__Aim__
Isolate every line in the records below with "Marcellaz" in it.

>>

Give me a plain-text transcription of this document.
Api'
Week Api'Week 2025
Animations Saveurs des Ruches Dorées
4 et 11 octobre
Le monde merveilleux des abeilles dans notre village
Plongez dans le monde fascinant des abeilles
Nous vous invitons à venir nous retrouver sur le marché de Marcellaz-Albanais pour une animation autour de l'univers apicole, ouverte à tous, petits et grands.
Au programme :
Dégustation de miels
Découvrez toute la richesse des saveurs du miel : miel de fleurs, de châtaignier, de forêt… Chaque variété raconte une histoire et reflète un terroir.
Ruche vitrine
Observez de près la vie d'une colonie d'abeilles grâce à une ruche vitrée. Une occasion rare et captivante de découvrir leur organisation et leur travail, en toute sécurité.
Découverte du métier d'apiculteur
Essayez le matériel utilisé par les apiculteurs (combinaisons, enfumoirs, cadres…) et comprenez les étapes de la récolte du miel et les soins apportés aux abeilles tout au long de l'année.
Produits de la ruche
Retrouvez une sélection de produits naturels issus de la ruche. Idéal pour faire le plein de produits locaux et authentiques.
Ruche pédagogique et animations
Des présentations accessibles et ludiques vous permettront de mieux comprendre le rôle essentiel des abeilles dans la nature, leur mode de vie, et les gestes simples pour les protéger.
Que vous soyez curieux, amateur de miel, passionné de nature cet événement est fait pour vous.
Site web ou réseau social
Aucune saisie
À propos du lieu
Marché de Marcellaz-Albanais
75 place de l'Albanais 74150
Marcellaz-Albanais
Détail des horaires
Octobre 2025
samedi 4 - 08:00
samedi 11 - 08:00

<<
>>

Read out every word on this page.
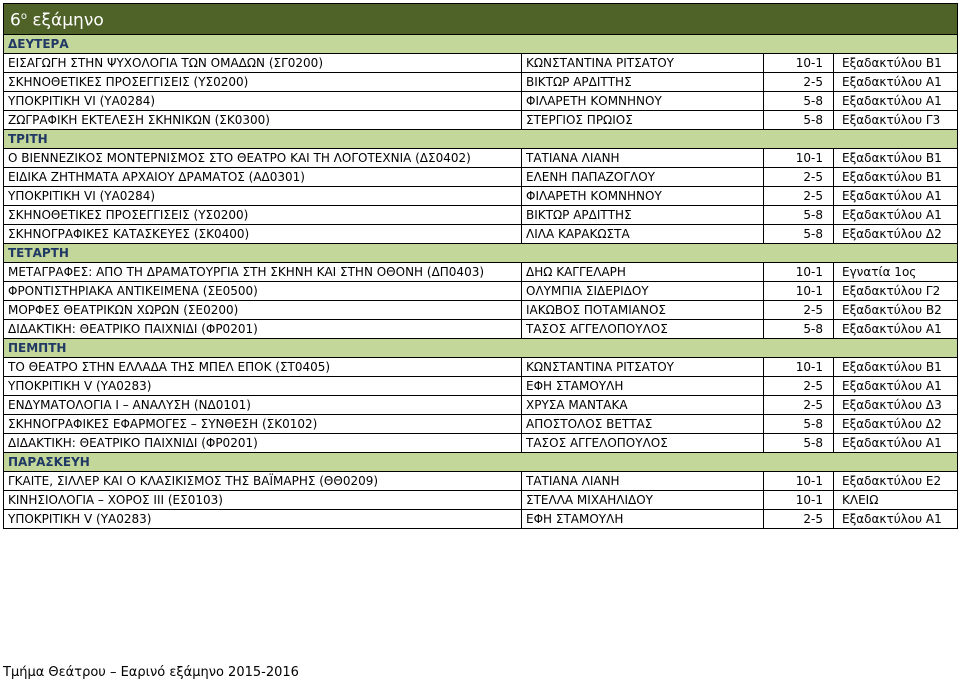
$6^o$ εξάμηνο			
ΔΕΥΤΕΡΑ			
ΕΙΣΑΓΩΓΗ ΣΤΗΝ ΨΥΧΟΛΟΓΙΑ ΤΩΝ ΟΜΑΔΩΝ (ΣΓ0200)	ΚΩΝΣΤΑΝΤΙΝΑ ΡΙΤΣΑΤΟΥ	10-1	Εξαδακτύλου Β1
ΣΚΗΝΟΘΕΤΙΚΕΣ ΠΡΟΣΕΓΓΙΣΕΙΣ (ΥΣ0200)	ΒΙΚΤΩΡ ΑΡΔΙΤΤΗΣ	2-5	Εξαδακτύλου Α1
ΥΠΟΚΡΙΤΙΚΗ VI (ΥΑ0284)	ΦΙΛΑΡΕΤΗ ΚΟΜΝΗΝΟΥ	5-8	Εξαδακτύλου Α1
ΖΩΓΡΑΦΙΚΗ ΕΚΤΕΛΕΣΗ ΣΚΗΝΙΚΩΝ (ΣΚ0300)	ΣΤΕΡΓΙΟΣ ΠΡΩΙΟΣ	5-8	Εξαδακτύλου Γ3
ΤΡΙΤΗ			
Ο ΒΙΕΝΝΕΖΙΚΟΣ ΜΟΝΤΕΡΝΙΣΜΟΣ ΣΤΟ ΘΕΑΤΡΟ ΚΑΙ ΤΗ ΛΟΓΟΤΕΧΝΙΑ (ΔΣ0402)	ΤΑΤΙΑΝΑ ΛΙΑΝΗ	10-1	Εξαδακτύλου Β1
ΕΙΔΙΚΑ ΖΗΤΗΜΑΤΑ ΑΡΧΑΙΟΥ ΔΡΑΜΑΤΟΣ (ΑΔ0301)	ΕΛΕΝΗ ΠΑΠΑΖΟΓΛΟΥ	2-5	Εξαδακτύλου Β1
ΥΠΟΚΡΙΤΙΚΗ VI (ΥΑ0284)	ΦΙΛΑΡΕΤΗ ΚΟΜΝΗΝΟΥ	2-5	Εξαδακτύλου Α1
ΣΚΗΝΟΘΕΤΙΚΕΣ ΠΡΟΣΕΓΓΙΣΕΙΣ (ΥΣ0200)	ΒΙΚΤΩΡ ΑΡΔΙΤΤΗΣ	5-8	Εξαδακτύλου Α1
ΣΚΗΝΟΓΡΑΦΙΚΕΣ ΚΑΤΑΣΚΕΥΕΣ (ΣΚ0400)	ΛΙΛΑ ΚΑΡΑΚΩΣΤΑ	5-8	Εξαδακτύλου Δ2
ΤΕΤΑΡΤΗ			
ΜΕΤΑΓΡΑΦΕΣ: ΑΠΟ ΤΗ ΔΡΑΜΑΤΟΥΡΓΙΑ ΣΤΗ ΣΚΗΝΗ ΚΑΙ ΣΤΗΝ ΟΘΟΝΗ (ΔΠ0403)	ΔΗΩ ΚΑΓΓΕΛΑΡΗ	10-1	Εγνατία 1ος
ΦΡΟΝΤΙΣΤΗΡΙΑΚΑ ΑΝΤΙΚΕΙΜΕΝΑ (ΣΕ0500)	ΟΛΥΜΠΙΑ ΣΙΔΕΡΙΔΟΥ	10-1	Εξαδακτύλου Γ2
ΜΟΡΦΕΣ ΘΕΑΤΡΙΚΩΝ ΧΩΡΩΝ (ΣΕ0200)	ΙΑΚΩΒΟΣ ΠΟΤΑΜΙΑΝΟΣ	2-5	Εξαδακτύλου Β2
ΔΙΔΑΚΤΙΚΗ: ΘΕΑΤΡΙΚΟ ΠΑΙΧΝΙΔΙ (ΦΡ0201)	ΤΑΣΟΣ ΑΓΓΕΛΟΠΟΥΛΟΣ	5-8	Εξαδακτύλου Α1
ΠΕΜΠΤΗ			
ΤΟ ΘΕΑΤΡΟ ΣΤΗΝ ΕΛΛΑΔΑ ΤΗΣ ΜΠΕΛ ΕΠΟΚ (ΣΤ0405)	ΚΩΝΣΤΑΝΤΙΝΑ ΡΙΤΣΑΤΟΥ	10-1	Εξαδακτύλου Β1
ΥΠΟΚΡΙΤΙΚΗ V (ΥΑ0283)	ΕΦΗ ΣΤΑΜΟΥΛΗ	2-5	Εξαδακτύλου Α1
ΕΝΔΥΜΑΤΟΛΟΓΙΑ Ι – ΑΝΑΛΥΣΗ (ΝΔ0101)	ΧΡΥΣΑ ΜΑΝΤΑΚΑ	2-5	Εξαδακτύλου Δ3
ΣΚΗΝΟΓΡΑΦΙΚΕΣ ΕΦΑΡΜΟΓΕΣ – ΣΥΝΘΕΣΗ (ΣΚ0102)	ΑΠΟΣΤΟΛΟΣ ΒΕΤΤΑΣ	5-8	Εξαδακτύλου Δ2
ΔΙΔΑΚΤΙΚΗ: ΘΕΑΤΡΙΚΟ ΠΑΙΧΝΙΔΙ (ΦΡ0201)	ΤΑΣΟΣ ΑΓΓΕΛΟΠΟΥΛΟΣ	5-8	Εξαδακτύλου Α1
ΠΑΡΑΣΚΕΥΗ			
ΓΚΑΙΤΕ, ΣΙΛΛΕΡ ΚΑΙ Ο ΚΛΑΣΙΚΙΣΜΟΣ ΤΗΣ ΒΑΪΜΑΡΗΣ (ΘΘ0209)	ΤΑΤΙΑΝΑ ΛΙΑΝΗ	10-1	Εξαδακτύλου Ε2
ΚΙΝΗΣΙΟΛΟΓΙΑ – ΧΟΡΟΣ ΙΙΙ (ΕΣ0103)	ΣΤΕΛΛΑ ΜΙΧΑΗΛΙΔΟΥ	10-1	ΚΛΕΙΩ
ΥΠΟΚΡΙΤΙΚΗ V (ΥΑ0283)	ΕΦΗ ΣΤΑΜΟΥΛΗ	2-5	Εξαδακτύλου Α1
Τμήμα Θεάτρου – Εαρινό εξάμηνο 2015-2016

<<

__Written response__
Nous vous invitons à venir nous retrouver sur le marché de Marcellaz-Albanais pour une animation autour de l'univers apicole, ouverte à tous, petits et grands.
Marché de Marcellaz-Albanais
Marcellaz-Albanais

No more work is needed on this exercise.